• _Required work_
Across the listing below, how many lines hold "source"? Reply with the number by itself.

>> start Data supplied

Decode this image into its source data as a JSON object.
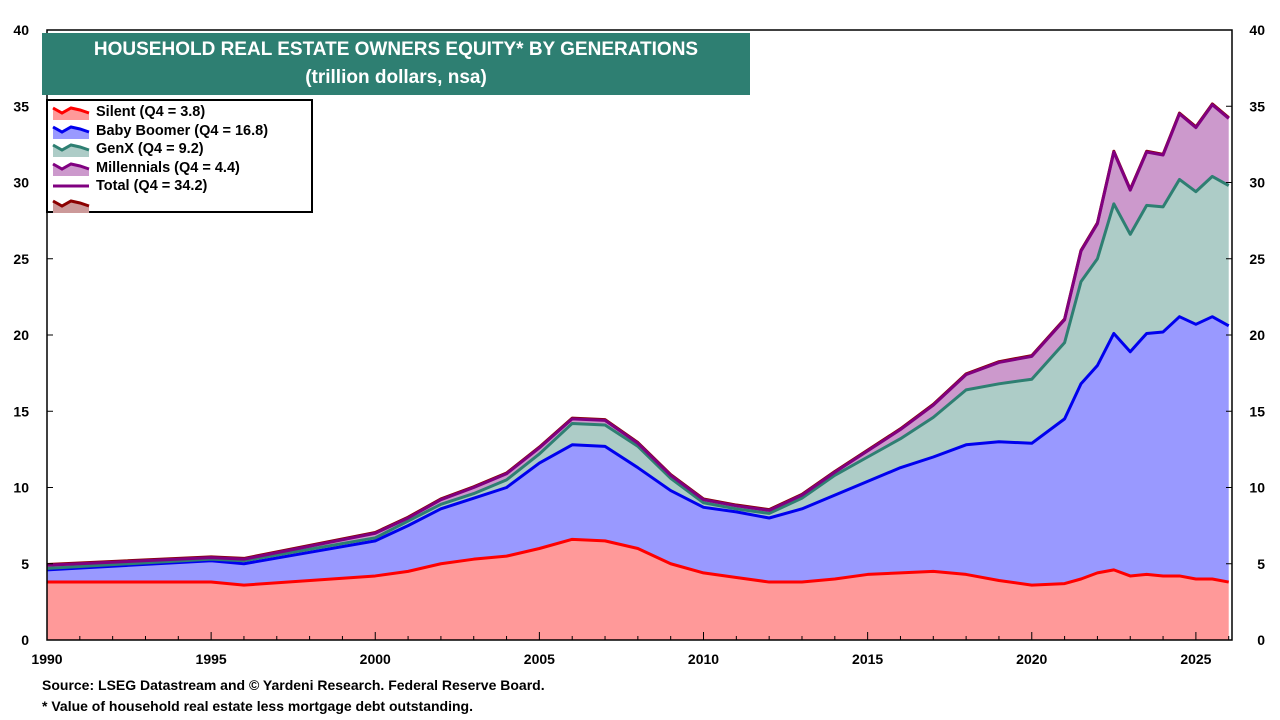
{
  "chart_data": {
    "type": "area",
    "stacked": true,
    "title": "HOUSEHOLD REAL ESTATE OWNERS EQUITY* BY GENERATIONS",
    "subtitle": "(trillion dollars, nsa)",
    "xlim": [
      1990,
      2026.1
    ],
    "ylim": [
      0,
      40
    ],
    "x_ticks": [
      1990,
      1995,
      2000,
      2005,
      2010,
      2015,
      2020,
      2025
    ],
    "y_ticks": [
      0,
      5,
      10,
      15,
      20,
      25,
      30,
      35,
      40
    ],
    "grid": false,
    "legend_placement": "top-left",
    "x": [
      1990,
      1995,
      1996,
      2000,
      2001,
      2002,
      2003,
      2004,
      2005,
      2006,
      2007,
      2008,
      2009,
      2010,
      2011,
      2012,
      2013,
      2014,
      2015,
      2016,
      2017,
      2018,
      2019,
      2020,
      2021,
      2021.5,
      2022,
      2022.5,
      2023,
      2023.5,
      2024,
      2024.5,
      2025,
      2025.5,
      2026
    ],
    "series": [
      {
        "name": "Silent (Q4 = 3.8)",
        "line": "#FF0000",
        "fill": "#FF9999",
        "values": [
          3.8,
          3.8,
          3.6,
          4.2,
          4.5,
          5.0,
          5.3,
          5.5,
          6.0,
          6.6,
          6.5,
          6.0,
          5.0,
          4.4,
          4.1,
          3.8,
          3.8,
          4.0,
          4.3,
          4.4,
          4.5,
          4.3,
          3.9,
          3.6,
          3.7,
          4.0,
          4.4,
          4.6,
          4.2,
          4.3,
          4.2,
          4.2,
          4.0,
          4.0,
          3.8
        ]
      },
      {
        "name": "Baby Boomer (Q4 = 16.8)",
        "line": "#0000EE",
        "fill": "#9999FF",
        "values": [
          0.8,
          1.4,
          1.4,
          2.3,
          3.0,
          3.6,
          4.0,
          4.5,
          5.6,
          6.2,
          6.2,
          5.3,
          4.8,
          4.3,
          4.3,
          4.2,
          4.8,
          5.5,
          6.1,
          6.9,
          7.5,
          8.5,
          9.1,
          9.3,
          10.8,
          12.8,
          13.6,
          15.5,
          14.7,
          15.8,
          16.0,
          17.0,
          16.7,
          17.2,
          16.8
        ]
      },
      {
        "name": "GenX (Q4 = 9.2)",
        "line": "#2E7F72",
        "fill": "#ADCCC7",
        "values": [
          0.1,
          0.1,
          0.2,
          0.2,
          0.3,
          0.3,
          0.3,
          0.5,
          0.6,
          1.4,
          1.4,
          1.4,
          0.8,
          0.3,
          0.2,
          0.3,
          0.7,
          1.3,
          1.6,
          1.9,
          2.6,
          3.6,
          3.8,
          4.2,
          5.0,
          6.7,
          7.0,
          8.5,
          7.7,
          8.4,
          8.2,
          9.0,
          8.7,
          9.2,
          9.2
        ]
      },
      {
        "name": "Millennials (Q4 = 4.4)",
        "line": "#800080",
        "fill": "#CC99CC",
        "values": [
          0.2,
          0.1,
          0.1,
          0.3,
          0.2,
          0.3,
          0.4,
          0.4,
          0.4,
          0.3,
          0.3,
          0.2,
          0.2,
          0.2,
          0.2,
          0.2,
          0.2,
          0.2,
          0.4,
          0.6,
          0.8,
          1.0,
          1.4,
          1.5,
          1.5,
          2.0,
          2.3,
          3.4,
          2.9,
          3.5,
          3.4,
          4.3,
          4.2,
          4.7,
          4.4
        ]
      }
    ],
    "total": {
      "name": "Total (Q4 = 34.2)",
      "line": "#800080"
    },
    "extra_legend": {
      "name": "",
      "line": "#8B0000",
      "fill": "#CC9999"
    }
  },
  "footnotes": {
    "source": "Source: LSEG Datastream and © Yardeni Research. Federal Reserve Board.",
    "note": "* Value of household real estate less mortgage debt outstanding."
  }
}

>> end Data supplied

• _Completed exercise_
2